> [WRITTEN TASK] Write out each line exactly as it stands, please.

> [RECORDS SUPPLIED]
============================================================

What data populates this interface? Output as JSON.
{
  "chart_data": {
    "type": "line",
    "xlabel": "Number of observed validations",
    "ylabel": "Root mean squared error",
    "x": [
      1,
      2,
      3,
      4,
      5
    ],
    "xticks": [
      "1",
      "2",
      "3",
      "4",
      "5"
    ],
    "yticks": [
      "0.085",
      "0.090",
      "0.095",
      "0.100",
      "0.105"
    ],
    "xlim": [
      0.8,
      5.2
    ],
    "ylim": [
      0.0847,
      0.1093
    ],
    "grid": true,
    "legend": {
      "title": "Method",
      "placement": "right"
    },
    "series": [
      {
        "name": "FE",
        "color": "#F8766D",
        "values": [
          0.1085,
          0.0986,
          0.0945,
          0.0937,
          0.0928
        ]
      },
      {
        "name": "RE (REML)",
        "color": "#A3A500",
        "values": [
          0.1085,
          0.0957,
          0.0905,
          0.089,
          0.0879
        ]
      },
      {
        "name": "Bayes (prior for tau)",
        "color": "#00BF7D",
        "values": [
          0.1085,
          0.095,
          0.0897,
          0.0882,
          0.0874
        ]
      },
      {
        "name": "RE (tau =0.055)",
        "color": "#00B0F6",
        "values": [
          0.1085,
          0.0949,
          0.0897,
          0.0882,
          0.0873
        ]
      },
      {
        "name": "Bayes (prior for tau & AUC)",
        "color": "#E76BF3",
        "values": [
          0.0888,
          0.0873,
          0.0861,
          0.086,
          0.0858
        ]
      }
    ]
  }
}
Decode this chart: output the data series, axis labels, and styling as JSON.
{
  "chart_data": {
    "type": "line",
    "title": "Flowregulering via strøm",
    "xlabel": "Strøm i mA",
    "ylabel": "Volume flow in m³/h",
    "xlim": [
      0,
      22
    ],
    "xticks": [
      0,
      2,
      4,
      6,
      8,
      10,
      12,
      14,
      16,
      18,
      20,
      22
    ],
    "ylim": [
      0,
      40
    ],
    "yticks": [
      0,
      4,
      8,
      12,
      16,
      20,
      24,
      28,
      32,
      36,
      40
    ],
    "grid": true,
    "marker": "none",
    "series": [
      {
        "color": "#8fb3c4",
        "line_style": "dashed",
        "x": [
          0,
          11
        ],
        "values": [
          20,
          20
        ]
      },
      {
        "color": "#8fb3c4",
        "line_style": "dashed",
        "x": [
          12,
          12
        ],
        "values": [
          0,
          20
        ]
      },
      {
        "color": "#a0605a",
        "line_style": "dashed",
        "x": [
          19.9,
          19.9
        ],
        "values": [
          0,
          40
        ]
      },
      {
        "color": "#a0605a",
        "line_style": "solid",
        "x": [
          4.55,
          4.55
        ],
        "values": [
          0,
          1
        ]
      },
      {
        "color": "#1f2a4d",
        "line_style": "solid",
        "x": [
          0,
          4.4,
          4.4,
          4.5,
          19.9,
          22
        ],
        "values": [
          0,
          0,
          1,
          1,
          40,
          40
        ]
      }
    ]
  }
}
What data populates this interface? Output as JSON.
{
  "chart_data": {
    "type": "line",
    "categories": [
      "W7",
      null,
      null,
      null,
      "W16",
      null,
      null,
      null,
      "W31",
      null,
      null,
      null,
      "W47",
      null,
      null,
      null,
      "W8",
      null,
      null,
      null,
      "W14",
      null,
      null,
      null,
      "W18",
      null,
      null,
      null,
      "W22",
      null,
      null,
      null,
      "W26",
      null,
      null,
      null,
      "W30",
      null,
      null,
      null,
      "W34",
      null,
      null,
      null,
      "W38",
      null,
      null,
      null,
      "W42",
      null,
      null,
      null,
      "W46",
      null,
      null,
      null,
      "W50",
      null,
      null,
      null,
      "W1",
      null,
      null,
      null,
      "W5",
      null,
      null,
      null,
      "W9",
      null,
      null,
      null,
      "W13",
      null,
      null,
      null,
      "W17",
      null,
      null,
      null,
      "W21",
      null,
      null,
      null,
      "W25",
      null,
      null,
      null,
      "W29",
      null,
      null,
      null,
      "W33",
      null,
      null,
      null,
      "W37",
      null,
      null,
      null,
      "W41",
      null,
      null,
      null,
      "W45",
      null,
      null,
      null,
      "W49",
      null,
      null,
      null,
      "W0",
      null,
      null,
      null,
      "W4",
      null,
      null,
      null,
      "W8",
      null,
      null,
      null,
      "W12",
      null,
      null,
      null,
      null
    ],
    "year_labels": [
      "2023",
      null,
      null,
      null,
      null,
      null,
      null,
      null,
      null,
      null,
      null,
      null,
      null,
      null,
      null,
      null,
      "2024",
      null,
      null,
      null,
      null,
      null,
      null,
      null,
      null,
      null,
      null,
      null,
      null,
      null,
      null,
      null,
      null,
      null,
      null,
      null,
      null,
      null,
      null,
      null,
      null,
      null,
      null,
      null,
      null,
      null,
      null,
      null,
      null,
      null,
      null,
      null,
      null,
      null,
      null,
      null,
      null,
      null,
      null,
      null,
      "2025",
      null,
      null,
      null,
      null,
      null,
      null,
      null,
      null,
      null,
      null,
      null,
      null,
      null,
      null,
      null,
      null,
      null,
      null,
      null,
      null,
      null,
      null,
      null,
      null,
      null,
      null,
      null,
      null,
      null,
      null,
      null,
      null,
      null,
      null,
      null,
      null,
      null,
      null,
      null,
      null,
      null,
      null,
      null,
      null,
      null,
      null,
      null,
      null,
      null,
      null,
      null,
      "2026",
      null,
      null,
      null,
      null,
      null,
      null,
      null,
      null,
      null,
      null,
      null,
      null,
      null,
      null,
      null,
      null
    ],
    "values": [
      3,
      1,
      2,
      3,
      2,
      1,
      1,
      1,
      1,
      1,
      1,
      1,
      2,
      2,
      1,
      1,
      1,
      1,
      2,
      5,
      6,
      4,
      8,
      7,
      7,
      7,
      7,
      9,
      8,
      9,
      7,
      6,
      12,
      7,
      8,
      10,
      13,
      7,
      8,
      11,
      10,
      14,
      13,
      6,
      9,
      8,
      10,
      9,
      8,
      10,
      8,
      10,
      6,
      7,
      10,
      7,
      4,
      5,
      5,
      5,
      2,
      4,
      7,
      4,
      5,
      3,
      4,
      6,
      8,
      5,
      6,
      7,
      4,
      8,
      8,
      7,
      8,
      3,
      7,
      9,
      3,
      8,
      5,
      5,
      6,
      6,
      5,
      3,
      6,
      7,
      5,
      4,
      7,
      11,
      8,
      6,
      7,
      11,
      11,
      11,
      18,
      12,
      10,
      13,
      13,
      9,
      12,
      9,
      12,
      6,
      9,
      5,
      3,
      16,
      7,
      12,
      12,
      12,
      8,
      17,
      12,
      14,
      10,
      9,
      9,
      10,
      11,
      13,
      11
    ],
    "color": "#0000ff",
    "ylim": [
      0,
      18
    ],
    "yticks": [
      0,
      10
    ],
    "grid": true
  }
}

============================================================

> [ANSWER TO THIS TASK]
What data populates this interface? Output as JSON.
{
  "chart_data": {
    "type": "line",
    "xlabel": "Number of observed validations",
    "ylabel": "Root mean squared error",
    "x": [
      1,
      2,
      3,
      4,
      5
    ],
    "xticks": [
      "1",
      "2",
      "3",
      "4",
      "5"
    ],
    "yticks": [
      "0.085",
      "0.090",
      "0.095",
      "0.100",
      "0.105"
    ],
    "xlim": [
      0.8,
      5.2
    ],
    "ylim": [
      0.0847,
      0.1093
    ],
    "grid": true,
    "legend": {
      "title": "Method",
      "placement": "right"
    },
    "series": [
      {
        "name": "FE",
        "color": "#F8766D",
        "values": [
          0.1085,
          0.0986,
          0.0945,
          0.0937,
          0.0928
        ]
      },
      {
        "name": "RE (REML)",
        "color": "#A3A500",
        "values": [
          0.1085,
          0.0957,
          0.0905,
          0.089,
          0.0879
        ]
      },
      {
        "name": "Bayes (prior for tau)",
        "color": "#00BF7D",
        "values": [
          0.1085,
          0.095,
          0.0897,
          0.0882,
          0.0874
        ]
      },
      {
        "name": "RE (tau =0.055)",
        "color": "#00B0F6",
        "values": [
          0.1085,
          0.0949,
          0.0897,
          0.0882,
          0.0873
        ]
      },
      {
        "name": "Bayes (prior for tau & AUC)",
        "color": "#E76BF3",
        "values": [
          0.0888,
          0.0873,
          0.0861,
          0.086,
          0.0858
        ]
      }
    ]
  }
}
Decode this chart: output the data series, axis labels, and styling as JSON.
{
  "chart_data": {
    "type": "line",
    "title": "Flowregulering via strøm",
    "xlabel": "Strøm i mA",
    "ylabel": "Volume flow in m³/h",
    "xlim": [
      0,
      22
    ],
    "xticks": [
      0,
      2,
      4,
      6,
      8,
      10,
      12,
      14,
      16,
      18,
      20,
      22
    ],
    "ylim": [
      0,
      40
    ],
    "yticks": [
      0,
      4,
      8,
      12,
      16,
      20,
      24,
      28,
      32,
      36,
      40
    ],
    "grid": true,
    "marker": "none",
    "series": [
      {
        "color": "#8fb3c4",
        "line_style": "dashed",
        "x": [
          0,
          11
        ],
        "values": [
          20,
          20
        ]
      },
      {
        "color": "#8fb3c4",
        "line_style": "dashed",
        "x": [
          12,
          12
        ],
        "values": [
          0,
          20
        ]
      },
      {
        "color": "#a0605a",
        "line_style": "dashed",
        "x": [
          19.9,
          19.9
        ],
        "values": [
          0,
          40
        ]
      },
      {
        "color": "#a0605a",
        "line_style": "solid",
        "x": [
          4.55,
          4.55
        ],
        "values": [
          0,
          1
        ]
      },
      {
        "color": "#1f2a4d",
        "line_style": "solid",
        "x": [
          0,
          4.4,
          4.4,
          4.5,
          19.9,
          22
        ],
        "values": [
          0,
          0,
          1,
          1,
          40,
          40
        ]
      }
    ]
  }
}
What data populates this interface? Output as JSON.
{
  "chart_data": {
    "type": "line",
    "categories": [
      "W7",
      null,
      null,
      null,
      "W16",
      null,
      null,
      null,
      "W31",
      null,
      null,
      null,
      "W47",
      null,
      null,
      null,
      "W8",
      null,
      null,
      null,
      "W14",
      null,
      null,
      null,
      "W18",
      null,
      null,
      null,
      "W22",
      null,
      null,
      null,
      "W26",
      null,
      null,
      null,
      "W30",
      null,
      null,
      null,
      "W34",
      null,
      null,
      null,
      "W38",
      null,
      null,
      null,
      "W42",
      null,
      null,
      null,
      "W46",
      null,
      null,
      null,
      "W50",
      null,
      null,
      null,
      "W1",
      null,
      null,
      null,
      "W5",
      null,
      null,
      null,
      "W9",
      null,
      null,
      null,
      "W13",
      null,
      null,
      null,
      "W17",
      null,
      null,
      null,
      "W21",
      null,
      null,
      null,
      "W25",
      null,
      null,
      null,
      "W29",
      null,
      null,
      null,
      "W33",
      null,
      null,
      null,
      "W37",
      null,
      null,
      null,
      "W41",
      null,
      null,
      null,
      "W45",
      null,
      null,
      null,
      "W49",
      null,
      null,
      null,
      "W0",
      null,
      null,
      null,
      "W4",
      null,
      null,
      null,
      "W8",
      null,
      null,
      null,
      "W12",
      null,
      null,
      null,
      null
    ],
    "year_labels": [
      "2023",
      null,
      null,
      null,
      null,
      null,
      null,
      null,
      null,
      null,
      null,
      null,
      null,
      null,
      null,
      null,
      "2024",
      null,
      null,
      null,
      null,
      null,
      null,
      null,
      null,
      null,
      null,
      null,
      null,
      null,
      null,
      null,
      null,
      null,
      null,
      null,
      null,
      null,
      null,
      null,
      null,
      null,
      null,
      null,
      null,
      null,
      null,
      null,
      null,
      null,
      null,
      null,
      null,
      null,
      null,
      null,
      null,
      null,
      null,
      null,
      "2025",
      null,
      null,
      null,
      null,
      null,
      null,
      null,
      null,
      null,
      null,
      null,
      null,
      null,
      null,
      null,
      null,
      null,
      null,
      null,
      null,
      null,
      null,
      null,
      null,
      null,
      null,
      null,
      null,
      null,
      null,
      null,
      null,
      null,
      null,
      null,
      null,
      null,
      null,
      null,
      null,
      null,
      null,
      null,
      null,
      null,
      null,
      null,
      null,
      null,
      null,
      null,
      "2026",
      null,
      null,
      null,
      null,
      null,
      null,
      null,
      null,
      null,
      null,
      null,
      null,
      null,
      null,
      null,
      null
    ],
    "values": [
      3,
      1,
      2,
      3,
      2,
      1,
      1,
      1,
      1,
      1,
      1,
      1,
      2,
      2,
      1,
      1,
      1,
      1,
      2,
      5,
      6,
      4,
      8,
      7,
      7,
      7,
      7,
      9,
      8,
      9,
      7,
      6,
      12,
      7,
      8,
      10,
      13,
      7,
      8,
      11,
      10,
      14,
      13,
      6,
      9,
      8,
      10,
      9,
      8,
      10,
      8,
      10,
      6,
      7,
      10,
      7,
      4,
      5,
      5,
      5,
      2,
      4,
      7,
      4,
      5,
      3,
      4,
      6,
      8,
      5,
      6,
      7,
      4,
      8,
      8,
      7,
      8,
      3,
      7,
      9,
      3,
      8,
      5,
      5,
      6,
      6,
      5,
      3,
      6,
      7,
      5,
      4,
      7,
      11,
      8,
      6,
      7,
      11,
      11,
      11,
      18,
      12,
      10,
      13,
      13,
      9,
      12,
      9,
      12,
      6,
      9,
      5,
      3,
      16,
      7,
      12,
      12,
      12,
      8,
      17,
      12,
      14,
      10,
      9,
      9,
      10,
      11,
      13,
      11
    ],
    "color": "#0000ff",
    "ylim": [
      0,
      18
    ],
    "yticks": [
      0,
      10
    ],
    "grid": true
  }
}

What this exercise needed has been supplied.